In full and without alteration, repeat the material.

____________________

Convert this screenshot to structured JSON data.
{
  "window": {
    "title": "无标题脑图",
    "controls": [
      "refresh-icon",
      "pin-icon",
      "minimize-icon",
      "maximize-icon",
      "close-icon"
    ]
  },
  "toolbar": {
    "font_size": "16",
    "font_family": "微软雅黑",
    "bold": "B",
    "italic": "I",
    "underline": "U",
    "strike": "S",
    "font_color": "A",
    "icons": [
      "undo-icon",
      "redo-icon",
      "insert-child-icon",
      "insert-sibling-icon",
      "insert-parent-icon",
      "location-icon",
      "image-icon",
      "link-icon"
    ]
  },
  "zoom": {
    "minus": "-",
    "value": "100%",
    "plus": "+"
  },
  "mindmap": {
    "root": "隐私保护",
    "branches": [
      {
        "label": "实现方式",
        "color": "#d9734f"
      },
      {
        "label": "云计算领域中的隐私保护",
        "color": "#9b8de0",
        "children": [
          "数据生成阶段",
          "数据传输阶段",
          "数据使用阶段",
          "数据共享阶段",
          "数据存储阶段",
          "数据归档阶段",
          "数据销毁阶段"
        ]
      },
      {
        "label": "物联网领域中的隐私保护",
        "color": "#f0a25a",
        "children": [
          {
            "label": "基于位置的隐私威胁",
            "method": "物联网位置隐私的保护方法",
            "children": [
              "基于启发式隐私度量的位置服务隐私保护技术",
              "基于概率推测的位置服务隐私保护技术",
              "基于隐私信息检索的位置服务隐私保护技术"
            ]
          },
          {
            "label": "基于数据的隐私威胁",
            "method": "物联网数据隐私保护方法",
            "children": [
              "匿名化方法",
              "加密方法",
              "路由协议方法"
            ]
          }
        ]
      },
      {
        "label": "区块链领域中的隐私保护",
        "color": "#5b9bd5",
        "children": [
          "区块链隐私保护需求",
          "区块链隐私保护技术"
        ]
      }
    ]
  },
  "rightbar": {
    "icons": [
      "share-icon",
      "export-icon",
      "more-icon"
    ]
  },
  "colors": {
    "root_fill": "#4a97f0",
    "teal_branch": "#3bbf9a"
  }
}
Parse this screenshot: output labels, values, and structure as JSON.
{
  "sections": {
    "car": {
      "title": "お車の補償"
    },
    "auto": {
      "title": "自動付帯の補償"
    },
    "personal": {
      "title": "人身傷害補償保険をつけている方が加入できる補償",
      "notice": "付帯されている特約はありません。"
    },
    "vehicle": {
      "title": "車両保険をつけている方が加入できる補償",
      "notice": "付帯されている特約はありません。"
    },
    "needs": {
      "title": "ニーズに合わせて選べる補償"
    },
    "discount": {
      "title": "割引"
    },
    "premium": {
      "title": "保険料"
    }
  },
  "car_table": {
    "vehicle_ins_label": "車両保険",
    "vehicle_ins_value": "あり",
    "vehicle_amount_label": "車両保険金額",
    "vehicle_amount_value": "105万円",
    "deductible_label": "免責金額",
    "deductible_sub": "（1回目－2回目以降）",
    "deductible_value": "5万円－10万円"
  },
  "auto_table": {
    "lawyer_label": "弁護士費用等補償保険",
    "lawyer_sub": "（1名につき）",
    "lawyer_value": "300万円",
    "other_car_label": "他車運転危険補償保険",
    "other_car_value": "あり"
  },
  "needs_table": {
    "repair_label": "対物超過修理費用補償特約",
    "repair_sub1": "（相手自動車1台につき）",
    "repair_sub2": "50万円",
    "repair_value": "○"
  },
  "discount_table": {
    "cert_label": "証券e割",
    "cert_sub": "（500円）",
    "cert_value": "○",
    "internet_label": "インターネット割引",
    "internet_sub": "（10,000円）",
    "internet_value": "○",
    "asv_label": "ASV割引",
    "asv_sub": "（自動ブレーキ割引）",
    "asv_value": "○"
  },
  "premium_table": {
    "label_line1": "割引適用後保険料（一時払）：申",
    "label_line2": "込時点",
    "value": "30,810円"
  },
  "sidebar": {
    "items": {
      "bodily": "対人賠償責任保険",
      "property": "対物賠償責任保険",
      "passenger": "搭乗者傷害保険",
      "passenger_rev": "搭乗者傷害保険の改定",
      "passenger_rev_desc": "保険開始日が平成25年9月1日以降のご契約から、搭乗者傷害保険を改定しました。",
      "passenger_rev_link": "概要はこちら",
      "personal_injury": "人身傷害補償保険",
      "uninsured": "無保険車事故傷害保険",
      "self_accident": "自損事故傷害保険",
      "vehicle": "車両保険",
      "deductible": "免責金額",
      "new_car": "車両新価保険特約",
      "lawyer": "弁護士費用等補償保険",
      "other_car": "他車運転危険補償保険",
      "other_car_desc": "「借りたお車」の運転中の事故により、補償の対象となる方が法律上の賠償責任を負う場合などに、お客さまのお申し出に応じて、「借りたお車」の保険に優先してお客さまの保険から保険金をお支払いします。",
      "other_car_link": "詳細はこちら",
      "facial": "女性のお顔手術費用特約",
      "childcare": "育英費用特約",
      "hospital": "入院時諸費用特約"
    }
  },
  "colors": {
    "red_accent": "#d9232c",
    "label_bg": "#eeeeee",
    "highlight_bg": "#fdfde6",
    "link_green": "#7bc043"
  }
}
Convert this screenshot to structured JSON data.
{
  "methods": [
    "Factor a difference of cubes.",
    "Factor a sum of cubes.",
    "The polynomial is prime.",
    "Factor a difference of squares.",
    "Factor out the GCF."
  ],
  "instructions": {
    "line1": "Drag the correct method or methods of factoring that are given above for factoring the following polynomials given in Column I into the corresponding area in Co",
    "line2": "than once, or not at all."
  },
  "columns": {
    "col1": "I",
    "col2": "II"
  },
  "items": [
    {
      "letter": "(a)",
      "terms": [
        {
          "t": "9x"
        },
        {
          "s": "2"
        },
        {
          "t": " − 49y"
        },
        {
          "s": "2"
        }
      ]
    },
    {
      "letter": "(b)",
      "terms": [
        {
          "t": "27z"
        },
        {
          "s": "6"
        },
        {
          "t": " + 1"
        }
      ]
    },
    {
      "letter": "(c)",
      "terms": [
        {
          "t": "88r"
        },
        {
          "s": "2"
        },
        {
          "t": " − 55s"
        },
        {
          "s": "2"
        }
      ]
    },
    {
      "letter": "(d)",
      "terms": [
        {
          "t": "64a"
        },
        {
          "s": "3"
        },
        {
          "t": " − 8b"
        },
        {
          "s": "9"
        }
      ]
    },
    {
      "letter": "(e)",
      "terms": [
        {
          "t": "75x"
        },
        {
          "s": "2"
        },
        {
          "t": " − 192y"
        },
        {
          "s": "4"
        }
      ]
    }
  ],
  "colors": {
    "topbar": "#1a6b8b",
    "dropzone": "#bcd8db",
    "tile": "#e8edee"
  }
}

____________________

:: OUTPUT FOR THIS EXERCISE ::
Convert this screenshot to structured JSON data.
{
  "window": {
    "title": "无标题脑图",
    "controls": [
      "refresh-icon",
      "pin-icon",
      "minimize-icon",
      "maximize-icon",
      "close-icon"
    ]
  },
  "toolbar": {
    "font_size": "16",
    "font_family": "微软雅黑",
    "bold": "B",
    "italic": "I",
    "underline": "U",
    "strike": "S",
    "font_color": "A",
    "icons": [
      "undo-icon",
      "redo-icon",
      "insert-child-icon",
      "insert-sibling-icon",
      "insert-parent-icon",
      "location-icon",
      "image-icon",
      "link-icon"
    ]
  },
  "zoom": {
    "minus": "-",
    "value": "100%",
    "plus": "+"
  },
  "mindmap": {
    "root": "隐私保护",
    "branches": [
      {
        "label": "实现方式",
        "color": "#d9734f"
      },
      {
        "label": "云计算领域中的隐私保护",
        "color": "#9b8de0",
        "children": [
          "数据生成阶段",
          "数据传输阶段",
          "数据使用阶段",
          "数据共享阶段",
          "数据存储阶段",
          "数据归档阶段",
          "数据销毁阶段"
        ]
      },
      {
        "label": "物联网领域中的隐私保护",
        "color": "#f0a25a",
        "children": [
          {
            "label": "基于位置的隐私威胁",
            "method": "物联网位置隐私的保护方法",
            "children": [
              "基于启发式隐私度量的位置服务隐私保护技术",
              "基于概率推测的位置服务隐私保护技术",
              "基于隐私信息检索的位置服务隐私保护技术"
            ]
          },
          {
            "label": "基于数据的隐私威胁",
            "method": "物联网数据隐私保护方法",
            "children": [
              "匿名化方法",
              "加密方法",
              "路由协议方法"
            ]
          }
        ]
      },
      {
        "label": "区块链领域中的隐私保护",
        "color": "#5b9bd5",
        "children": [
          "区块链隐私保护需求",
          "区块链隐私保护技术"
        ]
      }
    ]
  },
  "rightbar": {
    "icons": [
      "share-icon",
      "export-icon",
      "more-icon"
    ]
  },
  "colors": {
    "root_fill": "#4a97f0",
    "teal_branch": "#3bbf9a"
  }
}
Parse this screenshot: output labels, values, and structure as JSON.
{
  "sections": {
    "car": {
      "title": "お車の補償"
    },
    "auto": {
      "title": "自動付帯の補償"
    },
    "personal": {
      "title": "人身傷害補償保険をつけている方が加入できる補償",
      "notice": "付帯されている特約はありません。"
    },
    "vehicle": {
      "title": "車両保険をつけている方が加入できる補償",
      "notice": "付帯されている特約はありません。"
    },
    "needs": {
      "title": "ニーズに合わせて選べる補償"
    },
    "discount": {
      "title": "割引"
    },
    "premium": {
      "title": "保険料"
    }
  },
  "car_table": {
    "vehicle_ins_label": "車両保険",
    "vehicle_ins_value": "あり",
    "vehicle_amount_label": "車両保険金額",
    "vehicle_amount_value": "105万円",
    "deductible_label": "免責金額",
    "deductible_sub": "（1回目－2回目以降）",
    "deductible_value": "5万円－10万円"
  },
  "auto_table": {
    "lawyer_label": "弁護士費用等補償保険",
    "lawyer_sub": "（1名につき）",
    "lawyer_value": "300万円",
    "other_car_label": "他車運転危険補償保険",
    "other_car_value": "あり"
  },
  "needs_table": {
    "repair_label": "対物超過修理費用補償特約",
    "repair_sub1": "（相手自動車1台につき）",
    "repair_sub2": "50万円",
    "repair_value": "○"
  },
  "discount_table": {
    "cert_label": "証券e割",
    "cert_sub": "（500円）",
    "cert_value": "○",
    "internet_label": "インターネット割引",
    "internet_sub": "（10,000円）",
    "internet_value": "○",
    "asv_label": "ASV割引",
    "asv_sub": "（自動ブレーキ割引）",
    "asv_value": "○"
  },
  "premium_table": {
    "label_line1": "割引適用後保険料（一時払）：申",
    "label_line2": "込時点",
    "value": "30,810円"
  },
  "sidebar": {
    "items": {
      "bodily": "対人賠償責任保険",
      "property": "対物賠償責任保険",
      "passenger": "搭乗者傷害保険",
      "passenger_rev": "搭乗者傷害保険の改定",
      "passenger_rev_desc": "保険開始日が平成25年9月1日以降のご契約から、搭乗者傷害保険を改定しました。",
      "passenger_rev_link": "概要はこちら",
      "personal_injury": "人身傷害補償保険",
      "uninsured": "無保険車事故傷害保険",
      "self_accident": "自損事故傷害保険",
      "vehicle": "車両保険",
      "deductible": "免責金額",
      "new_car": "車両新価保険特約",
      "lawyer": "弁護士費用等補償保険",
      "other_car": "他車運転危険補償保険",
      "other_car_desc": "「借りたお車」の運転中の事故により、補償の対象となる方が法律上の賠償責任を負う場合などに、お客さまのお申し出に応じて、「借りたお車」の保険に優先してお客さまの保険から保険金をお支払いします。",
      "other_car_link": "詳細はこちら",
      "facial": "女性のお顔手術費用特約",
      "childcare": "育英費用特約",
      "hospital": "入院時諸費用特約"
    }
  },
  "colors": {
    "red_accent": "#d9232c",
    "label_bg": "#eeeeee",
    "highlight_bg": "#fdfde6",
    "link_green": "#7bc043"
  }
}
Convert this screenshot to structured JSON data.
{
  "methods": [
    "Factor a difference of cubes.",
    "Factor a sum of cubes.",
    "The polynomial is prime.",
    "Factor a difference of squares.",
    "Factor out the GCF."
  ],
  "instructions": {
    "line1": "Drag the correct method or methods of factoring that are given above for factoring the following polynomials given in Column I into the corresponding area in Co",
    "line2": "than once, or not at all."
  },
  "columns": {
    "col1": "I",
    "col2": "II"
  },
  "items": [
    {
      "letter": "(a)",
      "terms": [
        {
          "t": "9x"
        },
        {
          "s": "2"
        },
        {
          "t": " − 49y"
        },
        {
          "s": "2"
        }
      ]
    },
    {
      "letter": "(b)",
      "terms": [
        {
          "t": "27z"
        },
        {
          "s": "6"
        },
        {
          "t": " + 1"
        }
      ]
    },
    {
      "letter": "(c)",
      "terms": [
        {
          "t": "88r"
        },
        {
          "s": "2"
        },
        {
          "t": " − 55s"
        },
        {
          "s": "2"
        }
      ]
    },
    {
      "letter": "(d)",
      "terms": [
        {
          "t": "64a"
        },
        {
          "s": "3"
        },
        {
          "t": " − 8b"
        },
        {
          "s": "9"
        }
      ]
    },
    {
      "letter": "(e)",
      "terms": [
        {
          "t": "75x"
        },
        {
          "s": "2"
        },
        {
          "t": " − 192y"
        },
        {
          "s": "4"
        }
      ]
    }
  ],
  "colors": {
    "topbar": "#1a6b8b",
    "dropzone": "#bcd8db",
    "tile": "#e8edee"
  }
}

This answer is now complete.